Financial considerations are not clinical benefits. ACPA supports CMS’s proposed change in verbiage to make it explicitly evident that “a coverage criterion is prohibited when it does not have any clinical benefit, and therefore, exists to reduce utilization of the item or service” at 42 C.F.R. § 422.101(b)(6)(iv)(A). CMS may consider clarifying in this language “any coverage criteria or criterion is prohibited…” to avoid MA plan schemes to categorize coverage policy as criteria or criterion in an effort to circumvent CMS’s unambiguous intent.

Specific definitions of medical diagnoses, clinical validation. ACPA further asks CMS to directly address the issue of MA organization criteria which dictate specific definitions of medical diagnoses. These criteria are often used in a process called clinical validation reviews, and we continue to hear from members clinical validation reviews have increased exponentially in the last five years with dramatic administrative burden and financial implications. While clinical validation is distinct and separate from DRG validation, MA plans often use the two terms interchangeably. However, DRG validation and clinical validation have distinct impacts. The former services to apply ICD-10-CM Official Guidelines for Coding and Reporting by ensuring diagnosis and procedure codes assigned on an inpatient claim are consistent with documentation in the medical record by qualified healthcare professionals legally responsible for the patient’s diagnosis and care. The latter, clinical validation, ignores documentation in the medical record of the very healthcare professionals who are legally responsible for the patient’s diagnosis and care and serves to “re-derive” a DRG as if documented diagnoses did not exist. The result is a reduction in coverage and payment for the incremental resources typically involved in the evaluation, diagnostic workup, and monitoring of the diagnosis at issue.

#### ENTRIES SHOWN:

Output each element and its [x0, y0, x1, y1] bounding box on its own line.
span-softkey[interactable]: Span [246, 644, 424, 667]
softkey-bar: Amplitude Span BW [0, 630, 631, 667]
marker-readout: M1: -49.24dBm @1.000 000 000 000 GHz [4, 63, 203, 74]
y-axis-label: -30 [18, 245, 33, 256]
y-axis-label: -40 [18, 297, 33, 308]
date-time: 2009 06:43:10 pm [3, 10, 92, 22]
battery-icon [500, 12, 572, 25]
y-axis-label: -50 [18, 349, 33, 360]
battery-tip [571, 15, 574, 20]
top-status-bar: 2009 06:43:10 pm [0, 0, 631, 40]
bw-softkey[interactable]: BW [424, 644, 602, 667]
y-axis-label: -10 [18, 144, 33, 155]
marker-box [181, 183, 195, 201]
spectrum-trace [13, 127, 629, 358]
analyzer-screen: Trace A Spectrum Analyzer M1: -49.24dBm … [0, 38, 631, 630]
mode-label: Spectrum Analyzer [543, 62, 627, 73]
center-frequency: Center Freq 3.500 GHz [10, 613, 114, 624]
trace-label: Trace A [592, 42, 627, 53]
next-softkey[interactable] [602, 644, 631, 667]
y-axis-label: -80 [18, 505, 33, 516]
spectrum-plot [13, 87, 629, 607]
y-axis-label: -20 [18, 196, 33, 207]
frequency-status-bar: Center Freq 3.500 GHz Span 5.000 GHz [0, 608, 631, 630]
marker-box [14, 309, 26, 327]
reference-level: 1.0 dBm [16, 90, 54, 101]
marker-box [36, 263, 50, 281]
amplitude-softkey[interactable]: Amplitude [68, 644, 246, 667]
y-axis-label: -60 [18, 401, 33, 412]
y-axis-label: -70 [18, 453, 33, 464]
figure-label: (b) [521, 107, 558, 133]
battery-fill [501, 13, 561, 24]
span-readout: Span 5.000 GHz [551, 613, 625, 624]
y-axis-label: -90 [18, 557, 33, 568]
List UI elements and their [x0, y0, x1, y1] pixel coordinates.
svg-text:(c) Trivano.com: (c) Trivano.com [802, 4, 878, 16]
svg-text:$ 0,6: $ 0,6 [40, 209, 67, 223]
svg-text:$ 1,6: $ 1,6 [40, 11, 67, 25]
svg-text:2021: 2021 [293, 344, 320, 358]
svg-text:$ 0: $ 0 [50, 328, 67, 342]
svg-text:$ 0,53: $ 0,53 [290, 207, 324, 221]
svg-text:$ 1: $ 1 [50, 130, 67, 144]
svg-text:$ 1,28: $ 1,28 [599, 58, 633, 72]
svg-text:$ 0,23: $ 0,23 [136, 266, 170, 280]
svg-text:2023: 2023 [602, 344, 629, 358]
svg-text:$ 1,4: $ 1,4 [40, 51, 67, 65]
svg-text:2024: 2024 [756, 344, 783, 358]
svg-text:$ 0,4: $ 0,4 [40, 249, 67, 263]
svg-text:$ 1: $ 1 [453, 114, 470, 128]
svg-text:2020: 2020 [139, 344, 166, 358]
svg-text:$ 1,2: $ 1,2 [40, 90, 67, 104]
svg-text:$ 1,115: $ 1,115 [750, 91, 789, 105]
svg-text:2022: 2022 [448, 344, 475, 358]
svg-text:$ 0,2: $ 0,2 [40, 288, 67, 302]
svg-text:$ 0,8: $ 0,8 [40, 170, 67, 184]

#### EXERCISE INSTRUCTIONS:
**1.** Answer from the ACPA comment:
(a) What regulation citation does ACPA give for the language on prohibited coverage criteria?
(b) Over what period have members reported an exponential increase in clinical validation reviews?
(c) Which guidelines does DRG validation apply?
**2.** Write out everything in the ACPA comment from "Financial considerations are" down to "CMS’s unambiguous intent.".
The data come from a source separate from the ACPA comment.

#### WRITTEN ANSWERS:
**1.**
(a) 42 C.F.R. § 422.101(b)(6)(iv)(A)
(b) The last five years
(c) The ICD-10-CM Official Guidelines for Coding and Reporting

**2.**
Financial considerations are not clinical benefits. ACPA supports CMS’s proposed change in verbiage to make it explicitly evident that “a coverage criterion is prohibited when it does not have any clinical benefit, and therefore, exists to reduce utilization of the item or service” at 42 C.F.R. § 422.101(b)(6)(iv)(A). CMS may consider clarifying in this language “any coverage criteria or criterion is prohibited…” to avoid MA plan schemes to categorize coverage policy as criteria or criterion in an effort to circumvent CMS’s unambiguous intent.